*EXERCISE TASK*:
Can you transcribe the data exactly? Leave the pictures out.

*GIVEN DATA*:
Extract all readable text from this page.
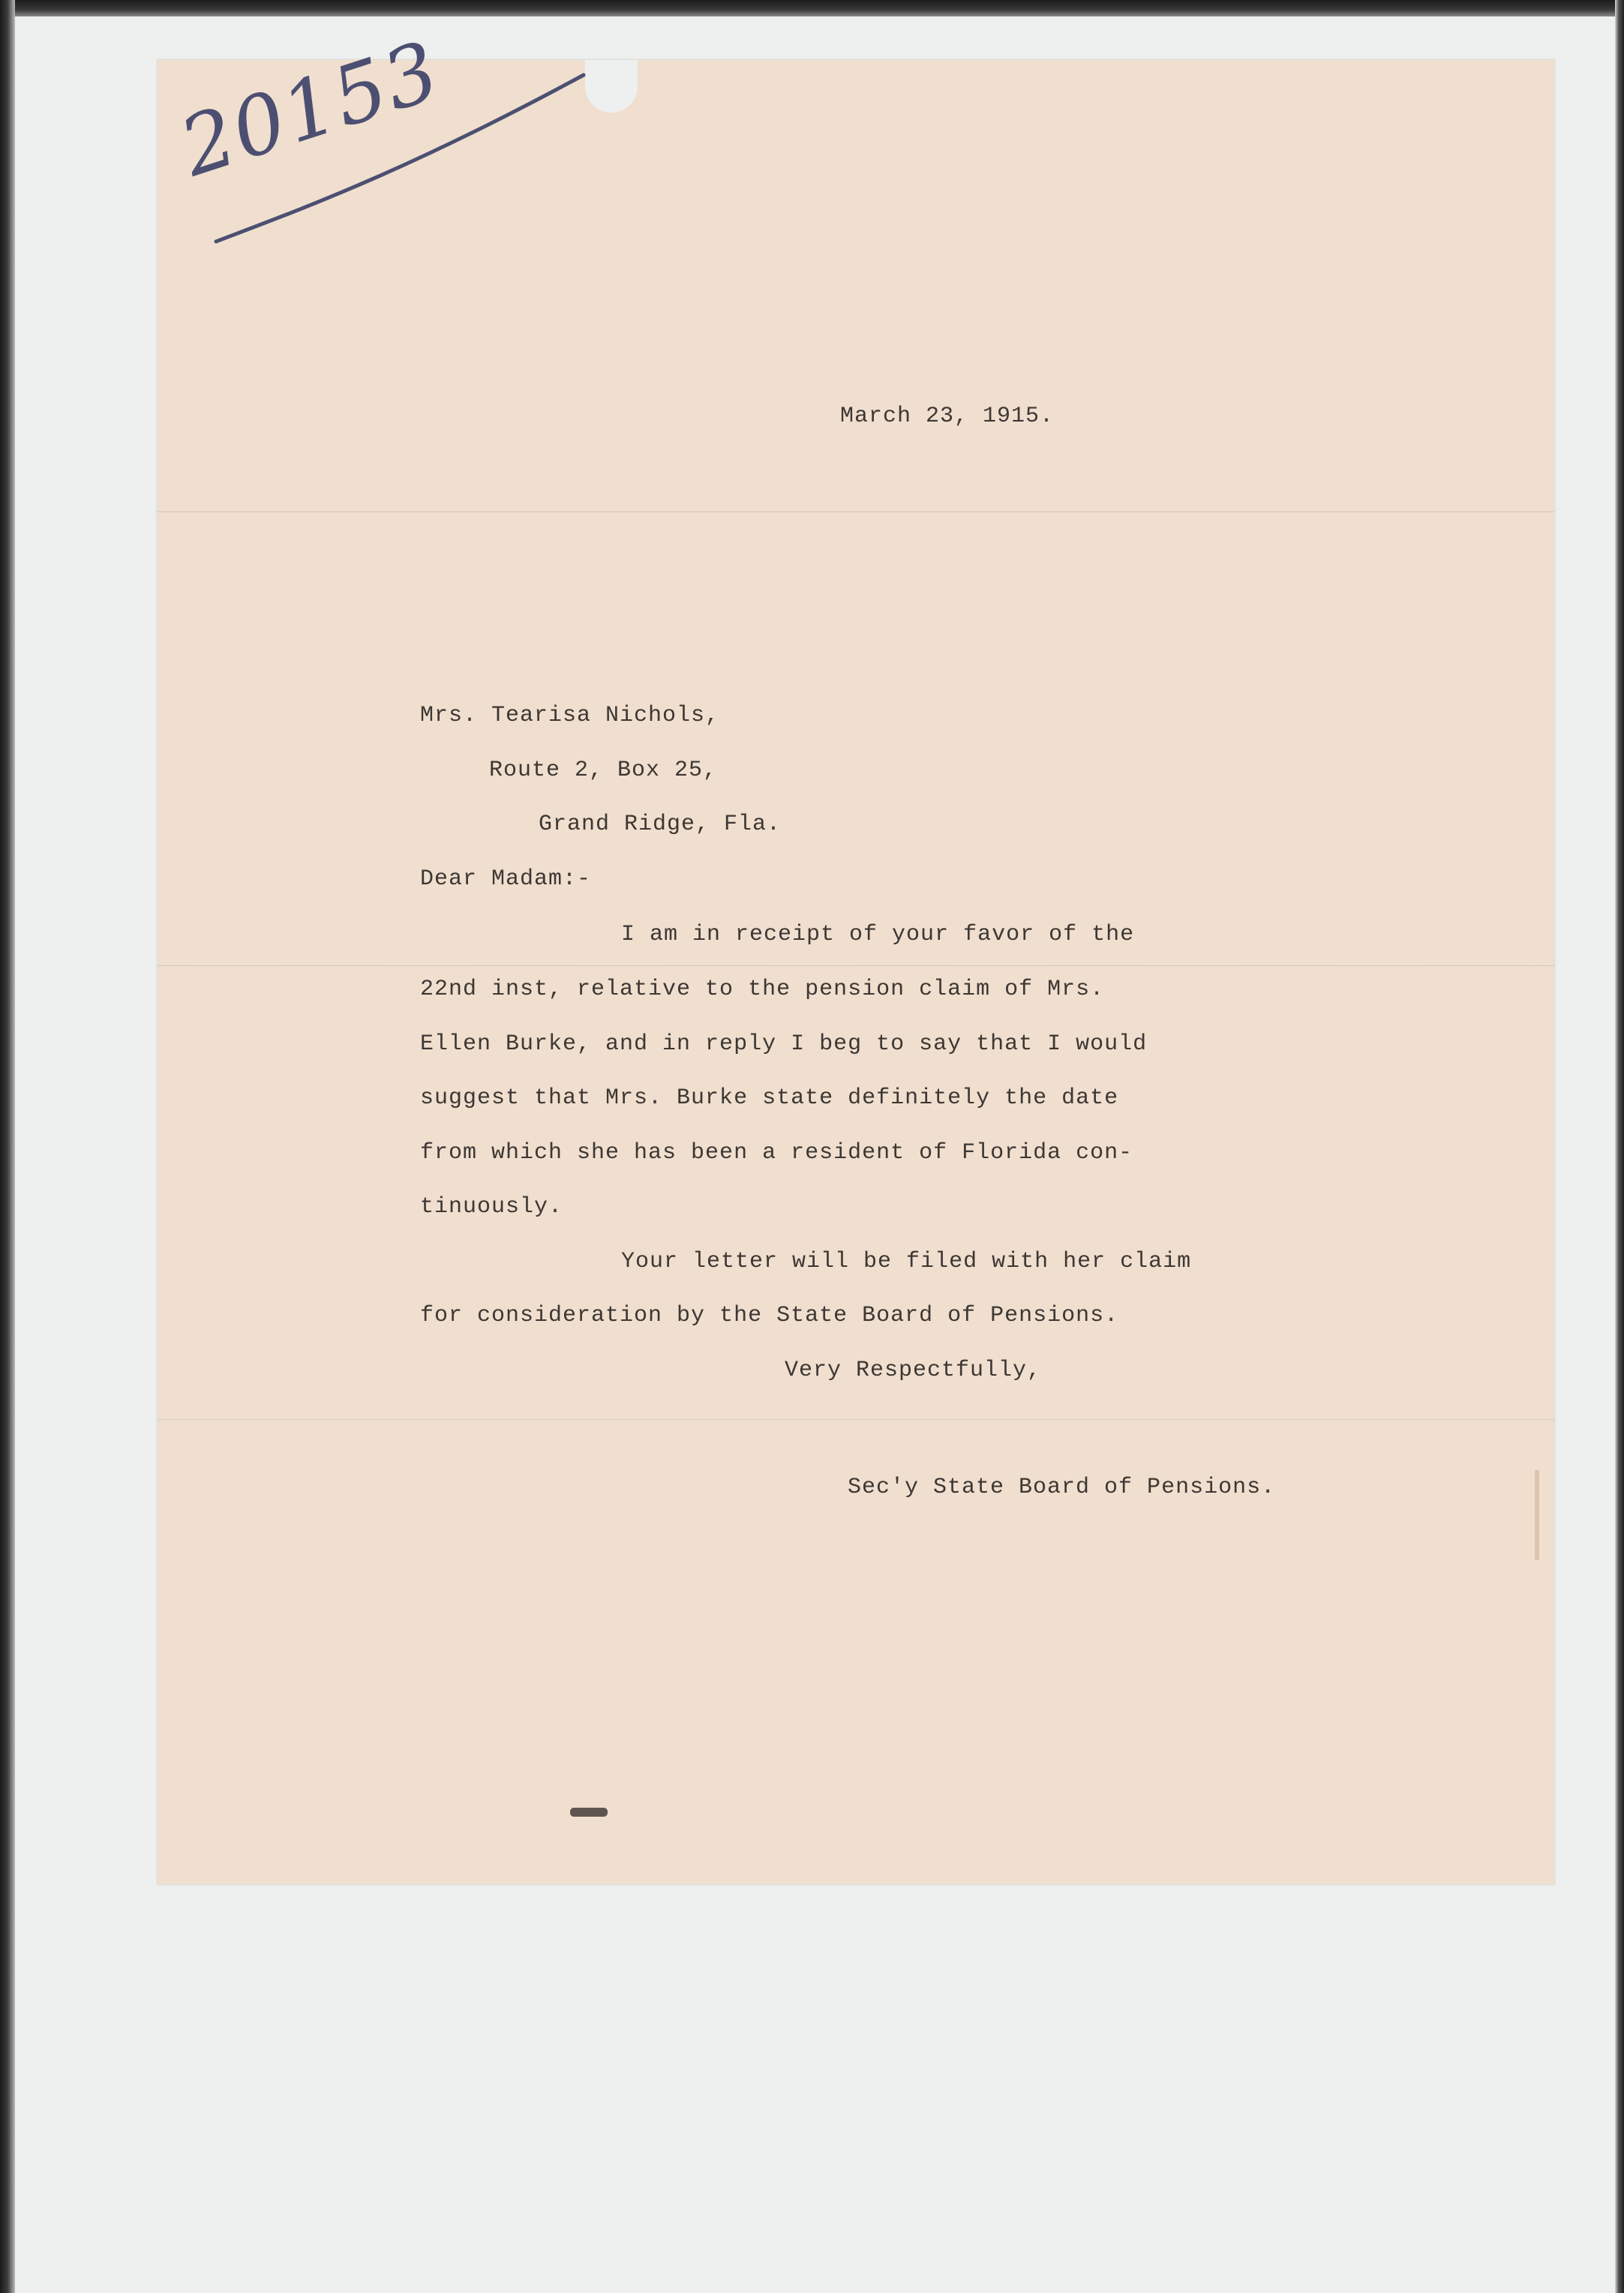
20153
March 23, 1915.
Mrs. Tearisa Nichols,
Route 2, Box 25,
Grand Ridge, Fla.
Dear Madam:-
I am in receipt of your favor of the
22nd inst, relative to the pension claim of Mrs.
Ellen Burke, and in reply I beg to say that I would
suggest that Mrs. Burke state definitely the date
from which she has been a resident of Florida con-
tinuously.
Your letter will be filed with her claim
for consideration by the State Board of Pensions.
Very Respectfully,
Sec'y State Board of Pensions.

*ANSWER TO THIS TASK*:
Extract all readable text from this page.
20153
March 23, 1915.
Mrs. Tearisa Nichols,
Route 2, Box 25,
Grand Ridge, Fla.
Dear Madam:-
I am in receipt of your favor of the
22nd inst, relative to the pension claim of Mrs.
Ellen Burke, and in reply I beg to say that I would
suggest that Mrs. Burke state definitely the date
from which she has been a resident of Florida con-
tinuously.
Your letter will be filed with her claim
for consideration by the State Board of Pensions.
Very Respectfully,
Sec'y State Board of Pensions.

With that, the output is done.